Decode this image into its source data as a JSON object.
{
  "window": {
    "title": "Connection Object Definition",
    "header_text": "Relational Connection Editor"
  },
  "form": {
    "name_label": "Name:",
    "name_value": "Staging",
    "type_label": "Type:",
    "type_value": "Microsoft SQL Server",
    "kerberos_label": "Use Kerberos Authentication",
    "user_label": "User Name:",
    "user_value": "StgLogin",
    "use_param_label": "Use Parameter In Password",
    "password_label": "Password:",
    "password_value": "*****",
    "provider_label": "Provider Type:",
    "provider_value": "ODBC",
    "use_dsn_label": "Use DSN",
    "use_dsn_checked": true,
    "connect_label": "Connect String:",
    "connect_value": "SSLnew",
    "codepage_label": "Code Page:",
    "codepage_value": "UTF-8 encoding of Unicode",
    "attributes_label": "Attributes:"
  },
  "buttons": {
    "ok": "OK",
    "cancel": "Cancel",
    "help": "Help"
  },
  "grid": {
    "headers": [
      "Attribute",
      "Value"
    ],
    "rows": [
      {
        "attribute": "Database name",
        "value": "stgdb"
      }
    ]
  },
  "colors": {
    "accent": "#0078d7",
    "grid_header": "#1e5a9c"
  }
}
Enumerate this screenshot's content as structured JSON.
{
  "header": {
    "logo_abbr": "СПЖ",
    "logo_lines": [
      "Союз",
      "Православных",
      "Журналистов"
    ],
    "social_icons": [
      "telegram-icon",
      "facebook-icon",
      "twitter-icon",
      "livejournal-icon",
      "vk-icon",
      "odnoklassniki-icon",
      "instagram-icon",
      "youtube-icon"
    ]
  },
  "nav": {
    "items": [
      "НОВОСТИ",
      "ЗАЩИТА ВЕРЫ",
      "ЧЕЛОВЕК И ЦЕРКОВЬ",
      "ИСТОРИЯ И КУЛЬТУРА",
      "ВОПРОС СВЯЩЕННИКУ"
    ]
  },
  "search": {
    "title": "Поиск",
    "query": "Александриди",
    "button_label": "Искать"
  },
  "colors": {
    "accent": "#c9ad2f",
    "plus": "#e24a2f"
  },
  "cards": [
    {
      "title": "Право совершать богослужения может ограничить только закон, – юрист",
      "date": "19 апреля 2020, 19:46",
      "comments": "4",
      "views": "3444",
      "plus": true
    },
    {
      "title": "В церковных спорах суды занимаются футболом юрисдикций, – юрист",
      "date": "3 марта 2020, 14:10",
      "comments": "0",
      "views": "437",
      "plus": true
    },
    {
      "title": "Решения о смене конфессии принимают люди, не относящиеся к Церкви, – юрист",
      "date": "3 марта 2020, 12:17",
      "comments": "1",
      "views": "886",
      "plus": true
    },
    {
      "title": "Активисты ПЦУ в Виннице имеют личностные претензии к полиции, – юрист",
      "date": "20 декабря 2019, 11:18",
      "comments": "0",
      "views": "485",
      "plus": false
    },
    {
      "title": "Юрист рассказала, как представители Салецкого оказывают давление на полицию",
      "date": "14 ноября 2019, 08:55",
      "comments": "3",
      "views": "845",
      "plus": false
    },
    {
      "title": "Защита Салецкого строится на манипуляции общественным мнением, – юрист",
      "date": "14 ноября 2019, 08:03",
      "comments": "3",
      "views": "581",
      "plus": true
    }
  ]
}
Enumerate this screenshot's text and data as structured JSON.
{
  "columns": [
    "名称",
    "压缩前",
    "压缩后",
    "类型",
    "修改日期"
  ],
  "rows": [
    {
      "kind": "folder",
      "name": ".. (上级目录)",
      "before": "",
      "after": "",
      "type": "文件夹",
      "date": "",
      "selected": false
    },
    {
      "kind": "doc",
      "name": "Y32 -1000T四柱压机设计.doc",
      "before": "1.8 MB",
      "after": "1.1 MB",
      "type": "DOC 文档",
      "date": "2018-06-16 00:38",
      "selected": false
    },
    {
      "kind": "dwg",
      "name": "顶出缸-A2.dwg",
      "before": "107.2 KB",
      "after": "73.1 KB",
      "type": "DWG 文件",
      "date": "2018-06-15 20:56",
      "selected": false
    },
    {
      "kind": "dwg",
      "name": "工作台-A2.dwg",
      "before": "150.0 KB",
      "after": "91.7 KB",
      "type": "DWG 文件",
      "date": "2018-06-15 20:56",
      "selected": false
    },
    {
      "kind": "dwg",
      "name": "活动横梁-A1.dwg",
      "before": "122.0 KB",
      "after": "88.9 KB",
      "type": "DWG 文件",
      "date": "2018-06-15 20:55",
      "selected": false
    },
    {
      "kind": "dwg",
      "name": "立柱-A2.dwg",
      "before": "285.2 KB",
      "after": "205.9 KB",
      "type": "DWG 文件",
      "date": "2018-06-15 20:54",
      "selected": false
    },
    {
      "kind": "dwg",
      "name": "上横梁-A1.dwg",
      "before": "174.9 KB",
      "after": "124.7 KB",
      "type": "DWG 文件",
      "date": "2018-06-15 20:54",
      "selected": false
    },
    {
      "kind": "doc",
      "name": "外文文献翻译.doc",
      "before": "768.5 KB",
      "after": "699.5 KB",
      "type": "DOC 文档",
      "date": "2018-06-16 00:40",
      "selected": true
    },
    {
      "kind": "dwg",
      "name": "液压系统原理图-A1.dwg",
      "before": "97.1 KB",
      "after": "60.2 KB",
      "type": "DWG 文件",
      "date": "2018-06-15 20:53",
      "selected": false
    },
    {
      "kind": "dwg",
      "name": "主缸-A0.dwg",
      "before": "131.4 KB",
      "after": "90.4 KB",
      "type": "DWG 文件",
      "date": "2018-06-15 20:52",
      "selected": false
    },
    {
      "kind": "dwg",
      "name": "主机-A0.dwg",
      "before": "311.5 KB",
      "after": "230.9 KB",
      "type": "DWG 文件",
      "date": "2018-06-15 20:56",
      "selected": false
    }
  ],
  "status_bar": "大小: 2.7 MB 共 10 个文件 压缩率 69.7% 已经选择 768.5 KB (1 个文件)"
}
□ □ □ □ □ □ □
Task to complete
Copy each line containing the word "марта" from the data.

Reply to the task
      "date": "3 марта 2020, 14:10",
      "date": "3 марта 2020, 12:17",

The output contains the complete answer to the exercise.